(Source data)
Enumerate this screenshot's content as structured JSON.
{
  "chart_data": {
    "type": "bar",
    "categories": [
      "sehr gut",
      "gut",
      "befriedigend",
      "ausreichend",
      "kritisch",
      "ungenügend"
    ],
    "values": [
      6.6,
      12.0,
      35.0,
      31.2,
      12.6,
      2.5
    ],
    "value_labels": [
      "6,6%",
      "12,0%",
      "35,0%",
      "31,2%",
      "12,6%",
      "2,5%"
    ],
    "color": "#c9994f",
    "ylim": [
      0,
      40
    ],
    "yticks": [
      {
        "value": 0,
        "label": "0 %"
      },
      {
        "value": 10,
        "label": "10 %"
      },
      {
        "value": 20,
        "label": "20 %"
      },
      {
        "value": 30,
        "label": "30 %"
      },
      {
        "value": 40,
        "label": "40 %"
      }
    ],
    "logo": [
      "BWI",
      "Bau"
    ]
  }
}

Problem description: Write the data back out verbatim.

The solution:
Enumerate this screenshot's content as structured JSON.
{
  "chart_data": {
    "type": "bar",
    "categories": [
      "sehr gut",
      "gut",
      "befriedigend",
      "ausreichend",
      "kritisch",
      "ungenügend"
    ],
    "values": [
      6.6,
      12.0,
      35.0,
      31.2,
      12.6,
      2.5
    ],
    "value_labels": [
      "6,6%",
      "12,0%",
      "35,0%",
      "31,2%",
      "12,6%",
      "2,5%"
    ],
    "color": "#c9994f",
    "ylim": [
      0,
      40
    ],
    "yticks": [
      {
        "value": 0,
        "label": "0 %"
      },
      {
        "value": 10,
        "label": "10 %"
      },
      {
        "value": 20,
        "label": "20 %"
      },
      {
        "value": 30,
        "label": "30 %"
      },
      {
        "value": 40,
        "label": "40 %"
      }
    ],
    "logo": [
      "BWI",
      "Bau"
    ]
  }
}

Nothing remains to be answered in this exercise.